_Written instruction_
Produce a verbatim copy of the entries listed below.
-*-
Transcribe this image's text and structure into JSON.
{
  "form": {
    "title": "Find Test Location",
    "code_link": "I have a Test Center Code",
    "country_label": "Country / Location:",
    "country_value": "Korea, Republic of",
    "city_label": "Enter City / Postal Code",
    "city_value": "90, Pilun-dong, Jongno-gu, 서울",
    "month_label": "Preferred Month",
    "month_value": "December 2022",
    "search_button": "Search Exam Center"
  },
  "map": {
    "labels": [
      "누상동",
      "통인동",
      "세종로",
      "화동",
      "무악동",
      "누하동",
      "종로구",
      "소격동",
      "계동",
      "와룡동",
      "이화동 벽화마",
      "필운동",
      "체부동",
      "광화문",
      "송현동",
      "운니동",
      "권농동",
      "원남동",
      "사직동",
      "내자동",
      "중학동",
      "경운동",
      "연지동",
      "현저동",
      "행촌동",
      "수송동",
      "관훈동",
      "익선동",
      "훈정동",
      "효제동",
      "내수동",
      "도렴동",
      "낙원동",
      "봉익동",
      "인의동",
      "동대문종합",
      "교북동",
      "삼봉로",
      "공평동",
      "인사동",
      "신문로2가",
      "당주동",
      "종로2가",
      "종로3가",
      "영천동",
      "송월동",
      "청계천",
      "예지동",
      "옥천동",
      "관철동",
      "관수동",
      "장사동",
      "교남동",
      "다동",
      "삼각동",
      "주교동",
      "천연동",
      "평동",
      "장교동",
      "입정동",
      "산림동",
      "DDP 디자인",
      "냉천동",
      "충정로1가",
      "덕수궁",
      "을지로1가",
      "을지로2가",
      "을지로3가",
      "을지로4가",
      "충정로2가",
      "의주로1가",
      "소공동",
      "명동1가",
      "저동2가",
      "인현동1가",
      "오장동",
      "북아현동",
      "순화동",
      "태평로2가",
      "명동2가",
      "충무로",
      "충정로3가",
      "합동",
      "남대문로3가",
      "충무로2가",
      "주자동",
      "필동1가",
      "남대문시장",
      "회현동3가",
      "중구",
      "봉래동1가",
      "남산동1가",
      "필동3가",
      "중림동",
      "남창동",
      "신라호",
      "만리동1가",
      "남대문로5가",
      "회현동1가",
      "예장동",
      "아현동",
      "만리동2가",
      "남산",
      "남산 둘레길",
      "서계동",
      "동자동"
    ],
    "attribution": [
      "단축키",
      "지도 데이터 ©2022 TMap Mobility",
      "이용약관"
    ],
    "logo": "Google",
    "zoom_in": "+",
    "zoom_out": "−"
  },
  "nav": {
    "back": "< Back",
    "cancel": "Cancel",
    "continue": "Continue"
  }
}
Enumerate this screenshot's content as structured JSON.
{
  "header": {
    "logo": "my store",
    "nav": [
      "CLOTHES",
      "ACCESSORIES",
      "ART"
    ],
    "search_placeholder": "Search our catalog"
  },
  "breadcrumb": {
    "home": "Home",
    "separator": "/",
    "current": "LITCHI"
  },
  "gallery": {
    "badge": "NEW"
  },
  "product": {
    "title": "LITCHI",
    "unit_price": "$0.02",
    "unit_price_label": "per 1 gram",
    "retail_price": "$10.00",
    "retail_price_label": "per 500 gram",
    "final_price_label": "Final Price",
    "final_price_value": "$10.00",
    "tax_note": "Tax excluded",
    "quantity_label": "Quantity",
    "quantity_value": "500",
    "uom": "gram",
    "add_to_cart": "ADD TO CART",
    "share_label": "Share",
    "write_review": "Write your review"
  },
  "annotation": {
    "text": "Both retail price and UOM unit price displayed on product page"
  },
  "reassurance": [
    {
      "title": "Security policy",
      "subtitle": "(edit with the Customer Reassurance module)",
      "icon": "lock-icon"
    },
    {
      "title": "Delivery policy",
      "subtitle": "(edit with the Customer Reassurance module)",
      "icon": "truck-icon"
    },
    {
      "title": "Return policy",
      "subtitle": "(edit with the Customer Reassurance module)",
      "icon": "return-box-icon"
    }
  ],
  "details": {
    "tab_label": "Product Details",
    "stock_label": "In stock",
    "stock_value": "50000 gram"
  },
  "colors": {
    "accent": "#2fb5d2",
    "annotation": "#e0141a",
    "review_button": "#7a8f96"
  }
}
-*-
_Exercise answer_
Transcribe this image's text and structure into JSON.
{
  "form": {
    "title": "Find Test Location",
    "code_link": "I have a Test Center Code",
    "country_label": "Country / Location:",
    "country_value": "Korea, Republic of",
    "city_label": "Enter City / Postal Code",
    "city_value": "90, Pilun-dong, Jongno-gu, 서울",
    "month_label": "Preferred Month",
    "month_value": "December 2022",
    "search_button": "Search Exam Center"
  },
  "map": {
    "labels": [
      "누상동",
      "통인동",
      "세종로",
      "화동",
      "무악동",
      "누하동",
      "종로구",
      "소격동",
      "계동",
      "와룡동",
      "이화동 벽화마",
      "필운동",
      "체부동",
      "광화문",
      "송현동",
      "운니동",
      "권농동",
      "원남동",
      "사직동",
      "내자동",
      "중학동",
      "경운동",
      "연지동",
      "현저동",
      "행촌동",
      "수송동",
      "관훈동",
      "익선동",
      "훈정동",
      "효제동",
      "내수동",
      "도렴동",
      "낙원동",
      "봉익동",
      "인의동",
      "동대문종합",
      "교북동",
      "삼봉로",
      "공평동",
      "인사동",
      "신문로2가",
      "당주동",
      "종로2가",
      "종로3가",
      "영천동",
      "송월동",
      "청계천",
      "예지동",
      "옥천동",
      "관철동",
      "관수동",
      "장사동",
      "교남동",
      "다동",
      "삼각동",
      "주교동",
      "천연동",
      "평동",
      "장교동",
      "입정동",
      "산림동",
      "DDP 디자인",
      "냉천동",
      "충정로1가",
      "덕수궁",
      "을지로1가",
      "을지로2가",
      "을지로3가",
      "을지로4가",
      "충정로2가",
      "의주로1가",
      "소공동",
      "명동1가",
      "저동2가",
      "인현동1가",
      "오장동",
      "북아현동",
      "순화동",
      "태평로2가",
      "명동2가",
      "충무로",
      "충정로3가",
      "합동",
      "남대문로3가",
      "충무로2가",
      "주자동",
      "필동1가",
      "남대문시장",
      "회현동3가",
      "중구",
      "봉래동1가",
      "남산동1가",
      "필동3가",
      "중림동",
      "남창동",
      "신라호",
      "만리동1가",
      "남대문로5가",
      "회현동1가",
      "예장동",
      "아현동",
      "만리동2가",
      "남산",
      "남산 둘레길",
      "서계동",
      "동자동"
    ],
    "attribution": [
      "단축키",
      "지도 데이터 ©2022 TMap Mobility",
      "이용약관"
    ],
    "logo": "Google",
    "zoom_in": "+",
    "zoom_out": "−"
  },
  "nav": {
    "back": "< Back",
    "cancel": "Cancel",
    "continue": "Continue"
  }
}
Enumerate this screenshot's content as structured JSON.
{
  "header": {
    "logo": "my store",
    "nav": [
      "CLOTHES",
      "ACCESSORIES",
      "ART"
    ],
    "search_placeholder": "Search our catalog"
  },
  "breadcrumb": {
    "home": "Home",
    "separator": "/",
    "current": "LITCHI"
  },
  "gallery": {
    "badge": "NEW"
  },
  "product": {
    "title": "LITCHI",
    "unit_price": "$0.02",
    "unit_price_label": "per 1 gram",
    "retail_price": "$10.00",
    "retail_price_label": "per 500 gram",
    "final_price_label": "Final Price",
    "final_price_value": "$10.00",
    "tax_note": "Tax excluded",
    "quantity_label": "Quantity",
    "quantity_value": "500",
    "uom": "gram",
    "add_to_cart": "ADD TO CART",
    "share_label": "Share",
    "write_review": "Write your review"
  },
  "annotation": {
    "text": "Both retail price and UOM unit price displayed on product page"
  },
  "reassurance": [
    {
      "title": "Security policy",
      "subtitle": "(edit with the Customer Reassurance module)",
      "icon": "lock-icon"
    },
    {
      "title": "Delivery policy",
      "subtitle": "(edit with the Customer Reassurance module)",
      "icon": "truck-icon"
    },
    {
      "title": "Return policy",
      "subtitle": "(edit with the Customer Reassurance module)",
      "icon": "return-box-icon"
    }
  ],
  "details": {
    "tab_label": "Product Details",
    "stock_label": "In stock",
    "stock_value": "50000 gram"
  },
  "colors": {
    "accent": "#2fb5d2",
    "annotation": "#e0141a",
    "review_button": "#7a8f96"
  }
}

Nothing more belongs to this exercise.